[Data items]
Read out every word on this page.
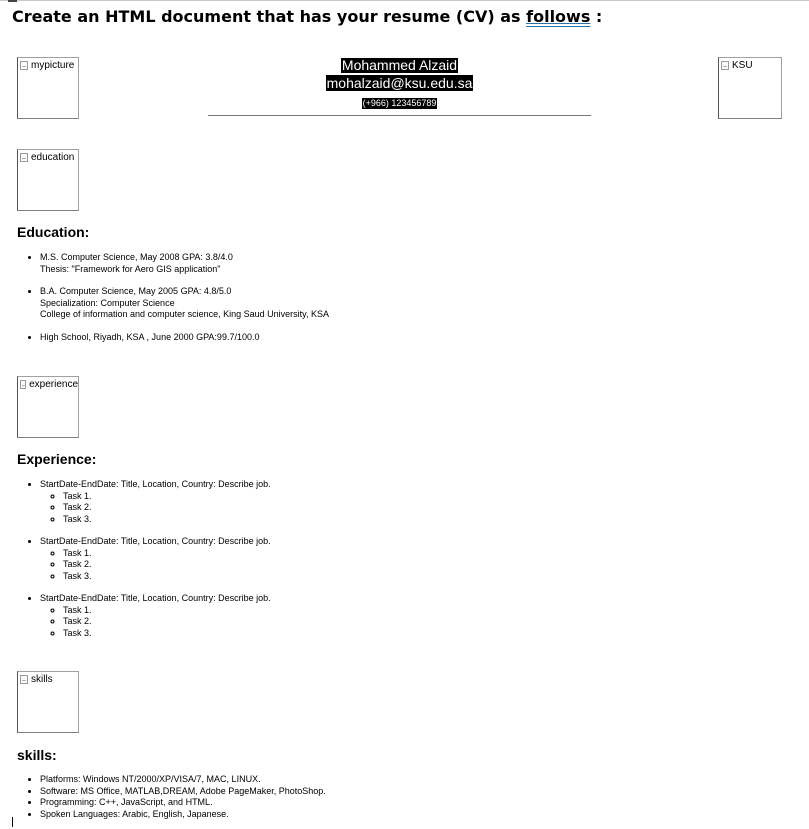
Create an HTML document that has your resume (CV) as follows :
mypicture	Mohammed Alzaid
mohalzaid@ksu.edu.sa
(+966) 123456789
KSU
education
Education:
• M.S. Computer Science, May 2008 GPA: 3.8/4.0
Thesis: "Framework for Aero GIS application"
• B.A. Computer Science, May 2005 GPA: 4.8/5.0
Specialization: Computer Science
College of information and computer science, King Saud University, KSA
• High School, Riyadh, KSA , June 2000 GPA:99.7/100.0
experience
Experience:
• StartDate-EndDate: Title, Location, Country: Describe job.
◦ Task 1.
◦ Task 2.
◦ Task 3.
• StartDate-EndDate: Title, Location, Country: Describe job.
◦ Task 1.
◦ Task 2.
◦ Task 3.
• StartDate-EndDate: Title, Location, Country: Describe job.
◦ Task 1.
◦ Task 2.
◦ Task 3.
skills
skills:
• Platforms: Windows NT/2000/XP/VISA/7, MAC, LINUX.
• Software: MS Office, MATLAB,DREAM, Adobe PageMaker, PhotoShop.
• Programming: C++, JavaScript, and HTML.
• Spoken Languages: Arabic, English, Japanese.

Exercise instructions >>
Write out the full listing verbatim, excluding its pictures.

Result of the task >>
Read out every word on this page.
Create an HTML document that has your resume (CV) as follows :
mypicture	Mohammed Alzaid
mohalzaid@ksu.edu.sa
(+966) 123456789
KSU
education
Education:
• M.S. Computer Science, May 2008 GPA: 3.8/4.0
Thesis: "Framework for Aero GIS application"
• B.A. Computer Science, May 2005 GPA: 4.8/5.0
Specialization: Computer Science
College of information and computer science, King Saud University, KSA
• High School, Riyadh, KSA , June 2000 GPA:99.7/100.0
experience
Experience:
• StartDate-EndDate: Title, Location, Country: Describe job.
◦ Task 1.
◦ Task 2.
◦ Task 3.
• StartDate-EndDate: Title, Location, Country: Describe job.
◦ Task 1.
◦ Task 2.
◦ Task 3.
• StartDate-EndDate: Title, Location, Country: Describe job.
◦ Task 1.
◦ Task 2.
◦ Task 3.
skills
skills:
• Platforms: Windows NT/2000/XP/VISA/7, MAC, LINUX.
• Software: MS Office, MATLAB,DREAM, Adobe PageMaker, PhotoShop.
• Programming: C++, JavaScript, and HTML.
• Spoken Languages: Arabic, English, Japanese.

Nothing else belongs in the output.